- **Written request**: Spot each line that carries the word "value"; copy those lines.

====== Provided entries ======

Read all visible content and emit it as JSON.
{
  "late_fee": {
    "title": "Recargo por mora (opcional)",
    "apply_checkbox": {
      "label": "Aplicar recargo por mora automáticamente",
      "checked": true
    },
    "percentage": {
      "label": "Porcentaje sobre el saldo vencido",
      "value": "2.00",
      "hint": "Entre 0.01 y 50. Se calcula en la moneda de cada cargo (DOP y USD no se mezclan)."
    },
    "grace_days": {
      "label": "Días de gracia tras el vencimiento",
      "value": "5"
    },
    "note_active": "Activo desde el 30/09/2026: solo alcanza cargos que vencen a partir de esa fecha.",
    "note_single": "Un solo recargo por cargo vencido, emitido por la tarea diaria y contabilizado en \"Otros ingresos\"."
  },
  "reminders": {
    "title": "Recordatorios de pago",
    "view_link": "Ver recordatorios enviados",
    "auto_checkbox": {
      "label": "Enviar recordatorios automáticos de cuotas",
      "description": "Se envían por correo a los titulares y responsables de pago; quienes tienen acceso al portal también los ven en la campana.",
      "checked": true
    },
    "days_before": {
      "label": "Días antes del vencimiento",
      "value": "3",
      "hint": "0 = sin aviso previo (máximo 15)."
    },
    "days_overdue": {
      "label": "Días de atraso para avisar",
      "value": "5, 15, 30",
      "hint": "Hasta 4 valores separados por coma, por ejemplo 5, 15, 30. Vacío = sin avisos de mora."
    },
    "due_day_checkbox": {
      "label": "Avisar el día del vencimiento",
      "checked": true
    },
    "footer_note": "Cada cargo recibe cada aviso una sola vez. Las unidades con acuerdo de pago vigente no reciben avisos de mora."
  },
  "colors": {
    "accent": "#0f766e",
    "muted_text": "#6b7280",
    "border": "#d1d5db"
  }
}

======

- **Solution for this problem**:
      "value": "2.00",
      "value": "5"
      "value": "3",
      "value": "5, 15, 30",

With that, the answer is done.